■ **Exercise details**:
Copy the lines of the records verbatim, from the line containing "star-point xyxy=(163,130,165,132)" through the line containing "window-titlebar[interactable]: MultiGo _", and nothing else.

■ **Material**:

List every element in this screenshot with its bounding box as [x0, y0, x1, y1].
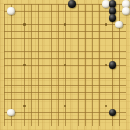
star-point	[23, 105, 25, 107]
go-board[interactable]	[0, 0, 130, 130]
white-stone	[7, 109, 15, 117]
white-stone	[122, 7, 130, 15]
black-stone	[109, 14, 117, 22]
star-point	[105, 23, 107, 25]
star-point	[105, 105, 107, 107]
star-point	[23, 23, 25, 25]
white-stone	[7, 7, 15, 15]
black-stone	[68, 0, 76, 8]
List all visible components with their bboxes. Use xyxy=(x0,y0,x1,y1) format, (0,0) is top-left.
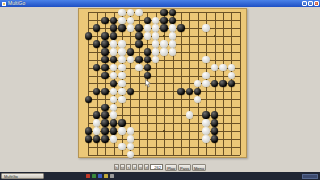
star-point xyxy=(163,130,165,132)
tray-icon[interactable] xyxy=(92,174,96,178)
white-stone[interactable] xyxy=(202,24,209,31)
white-stone[interactable] xyxy=(118,48,125,55)
black-stone[interactable] xyxy=(93,88,100,95)
white-stone[interactable] xyxy=(110,88,117,95)
black-stone[interactable] xyxy=(144,17,151,24)
tray-icon[interactable] xyxy=(104,174,108,178)
app-icon xyxy=(2,2,6,6)
white-stone[interactable] xyxy=(110,111,117,118)
window-titlebar[interactable]: MultiGo _ □ × xyxy=(0,0,320,7)
white-stone[interactable] xyxy=(160,40,167,47)
black-stone[interactable] xyxy=(127,48,134,55)
black-stone[interactable] xyxy=(101,127,108,134)
white-stone[interactable] xyxy=(127,151,134,158)
black-stone[interactable] xyxy=(85,135,92,142)
white-stone[interactable] xyxy=(118,9,125,16)
black-stone[interactable] xyxy=(194,88,201,95)
black-stone[interactable] xyxy=(160,17,167,24)
nav-button[interactable]: > xyxy=(132,164,137,170)
white-stone[interactable] xyxy=(118,64,125,71)
window-controls: _ □ × xyxy=(302,1,319,6)
white-stone[interactable] xyxy=(127,135,134,142)
black-stone[interactable] xyxy=(93,40,100,47)
black-stone[interactable] xyxy=(135,32,142,39)
black-stone[interactable] xyxy=(135,56,142,63)
black-stone[interactable] xyxy=(101,111,108,118)
minimize-button[interactable]: _ xyxy=(302,1,307,6)
white-stone[interactable] xyxy=(169,24,176,31)
toolbar-action-buttons: PlayPassMenu xyxy=(164,164,206,171)
tray-icon[interactable] xyxy=(98,174,102,178)
white-stone[interactable] xyxy=(93,119,100,126)
black-stone[interactable] xyxy=(169,9,176,16)
white-stone[interactable] xyxy=(110,40,117,47)
move-number-field[interactable]: 262 xyxy=(150,164,163,170)
black-stone[interactable] xyxy=(127,88,134,95)
black-stone[interactable] xyxy=(101,48,108,55)
black-stone[interactable] xyxy=(202,111,209,118)
white-stone[interactable] xyxy=(118,96,125,103)
black-stone[interactable] xyxy=(101,119,108,126)
black-stone[interactable] xyxy=(135,40,142,47)
white-stone[interactable] xyxy=(169,32,176,39)
black-stone[interactable] xyxy=(118,119,125,126)
white-stone[interactable] xyxy=(110,96,117,103)
white-stone[interactable] xyxy=(110,72,117,79)
toolbar-button[interactable]: Play xyxy=(165,164,177,171)
white-stone[interactable] xyxy=(127,56,134,63)
black-stone[interactable] xyxy=(93,111,100,118)
white-stone[interactable] xyxy=(118,17,125,24)
black-stone[interactable] xyxy=(110,24,117,31)
white-stone[interactable] xyxy=(127,127,134,134)
taskbar: MultiGo xyxy=(0,172,320,180)
white-stone[interactable] xyxy=(202,135,209,142)
taskbar-clock xyxy=(302,174,318,179)
white-stone[interactable] xyxy=(127,17,134,24)
grid-line-h xyxy=(88,147,240,148)
app-client-area: |<<<<>>>>| 262 PlayPassMenu xyxy=(0,7,320,172)
black-stone[interactable] xyxy=(101,40,108,47)
black-stone[interactable] xyxy=(110,119,117,126)
screen: MultiGo _ □ × |<<<<>>>>| 262 PlayPassMen… xyxy=(0,0,320,180)
white-stone[interactable] xyxy=(93,127,100,134)
white-stone[interactable] xyxy=(160,48,167,55)
mouse-cursor xyxy=(145,74,152,92)
move-nav-buttons: |<<<<>>>>| xyxy=(114,164,149,170)
black-stone[interactable] xyxy=(93,64,100,71)
black-stone[interactable] xyxy=(101,88,108,95)
grid-line-v xyxy=(240,12,241,154)
white-stone[interactable] xyxy=(186,111,193,118)
black-stone[interactable] xyxy=(177,24,184,31)
white-stone[interactable] xyxy=(118,72,125,79)
white-stone[interactable] xyxy=(152,56,159,63)
black-stone[interactable] xyxy=(118,24,125,31)
white-stone[interactable] xyxy=(202,127,209,134)
black-stone[interactable] xyxy=(85,127,92,134)
black-stone[interactable] xyxy=(144,48,151,55)
toolbar-button[interactable]: Menu xyxy=(192,164,206,171)
black-stone[interactable] xyxy=(219,80,226,87)
black-stone[interactable] xyxy=(101,32,108,39)
black-stone[interactable] xyxy=(101,104,108,111)
black-stone[interactable] xyxy=(211,127,218,134)
black-stone[interactable] xyxy=(186,88,193,95)
white-stone[interactable] xyxy=(202,80,209,87)
white-stone[interactable] xyxy=(118,40,125,47)
white-stone[interactable] xyxy=(135,64,142,71)
white-stone[interactable] xyxy=(110,135,117,142)
window-title: MultiGo xyxy=(8,0,25,7)
black-stone[interactable] xyxy=(211,80,218,87)
nav-button[interactable]: < xyxy=(126,164,131,170)
black-stone[interactable] xyxy=(85,96,92,103)
white-stone[interactable] xyxy=(118,80,125,87)
black-stone[interactable] xyxy=(211,119,218,126)
close-button[interactable]: × xyxy=(314,1,319,6)
grid-line-v xyxy=(189,12,190,154)
black-stone[interactable] xyxy=(160,9,167,16)
go-board[interactable] xyxy=(78,8,247,158)
black-stone[interactable] xyxy=(93,135,100,142)
black-stone[interactable] xyxy=(101,135,108,142)
white-stone[interactable] xyxy=(110,64,117,71)
white-stone[interactable] xyxy=(144,24,151,31)
white-stone[interactable] xyxy=(202,56,209,63)
black-stone[interactable] xyxy=(144,64,151,71)
nav-button[interactable]: << xyxy=(120,164,125,170)
black-stone[interactable] xyxy=(228,80,235,87)
black-stone[interactable] xyxy=(211,135,218,142)
nav-button[interactable]: |< xyxy=(114,164,119,170)
black-stone[interactable] xyxy=(101,64,108,71)
white-stone[interactable] xyxy=(228,64,235,71)
tray-icon[interactable] xyxy=(110,174,114,178)
white-stone[interactable] xyxy=(152,40,159,47)
black-stone[interactable] xyxy=(144,56,151,63)
black-stone[interactable] xyxy=(101,56,108,63)
white-stone[interactable] xyxy=(110,104,117,111)
white-stone[interactable] xyxy=(118,88,125,95)
nav-button[interactable]: >> xyxy=(138,164,143,170)
black-stone[interactable] xyxy=(110,17,117,24)
white-stone[interactable] xyxy=(135,9,142,16)
white-stone[interactable] xyxy=(211,64,218,71)
maximize-button[interactable]: □ xyxy=(308,1,313,6)
white-stone[interactable] xyxy=(228,72,235,79)
white-stone[interactable] xyxy=(169,48,176,55)
black-stone[interactable] xyxy=(110,127,117,134)
white-stone[interactable] xyxy=(127,24,134,31)
black-stone[interactable] xyxy=(211,111,218,118)
white-stone[interactable] xyxy=(202,72,209,79)
black-stone[interactable] xyxy=(160,24,167,31)
black-stone[interactable] xyxy=(177,88,184,95)
taskbar-tray-icons xyxy=(86,174,114,178)
grid-line-v xyxy=(181,12,182,154)
white-stone[interactable] xyxy=(152,17,159,24)
white-stone[interactable] xyxy=(110,48,117,55)
black-stone[interactable] xyxy=(110,56,117,63)
white-stone[interactable] xyxy=(118,56,125,63)
white-stone[interactable] xyxy=(152,48,159,55)
black-stone[interactable] xyxy=(101,72,108,79)
black-stone[interactable] xyxy=(85,32,92,39)
white-stone[interactable] xyxy=(127,143,134,150)
white-stone[interactable] xyxy=(194,96,201,103)
tray-icon[interactable] xyxy=(86,174,90,178)
star-point xyxy=(163,35,165,37)
black-stone[interactable] xyxy=(110,80,117,87)
white-stone[interactable] xyxy=(127,9,134,16)
white-stone[interactable] xyxy=(202,119,209,126)
white-stone[interactable] xyxy=(194,80,201,87)
black-stone[interactable] xyxy=(135,24,142,31)
white-stone[interactable] xyxy=(152,24,159,31)
toolbar-button[interactable]: Pass xyxy=(178,164,191,171)
toolbar: |<<<<>>>>| 262 PlayPassMenu xyxy=(0,162,320,172)
white-stone[interactable] xyxy=(169,40,176,47)
white-stone[interactable] xyxy=(118,127,125,134)
white-stone[interactable] xyxy=(118,143,125,150)
black-stone[interactable] xyxy=(101,17,108,24)
white-stone[interactable] xyxy=(219,64,226,71)
grid-line-h xyxy=(88,155,240,156)
taskbar-app-button[interactable]: MultiGo xyxy=(1,173,44,179)
white-stone[interactable] xyxy=(152,32,159,39)
white-stone[interactable] xyxy=(144,32,151,39)
black-stone[interactable] xyxy=(169,17,176,24)
nav-button[interactable]: >| xyxy=(144,164,149,170)
black-stone[interactable] xyxy=(93,24,100,31)
black-stone[interactable] xyxy=(110,32,117,39)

■ **Full response**:
star-point xyxy=(163,130,165,132)
tray-icon[interactable] xyxy=(92,174,96,178)
white-stone[interactable] xyxy=(202,24,209,31)
white-stone[interactable] xyxy=(118,48,125,55)
black-stone[interactable] xyxy=(93,88,100,95)
white-stone[interactable] xyxy=(110,88,117,95)
black-stone[interactable] xyxy=(144,17,151,24)
tray-icon[interactable] xyxy=(104,174,108,178)
app-icon xyxy=(2,2,6,6)
white-stone[interactable] xyxy=(110,111,117,118)
window-titlebar[interactable]: MultiGo _ □ × xyxy=(0,0,320,7)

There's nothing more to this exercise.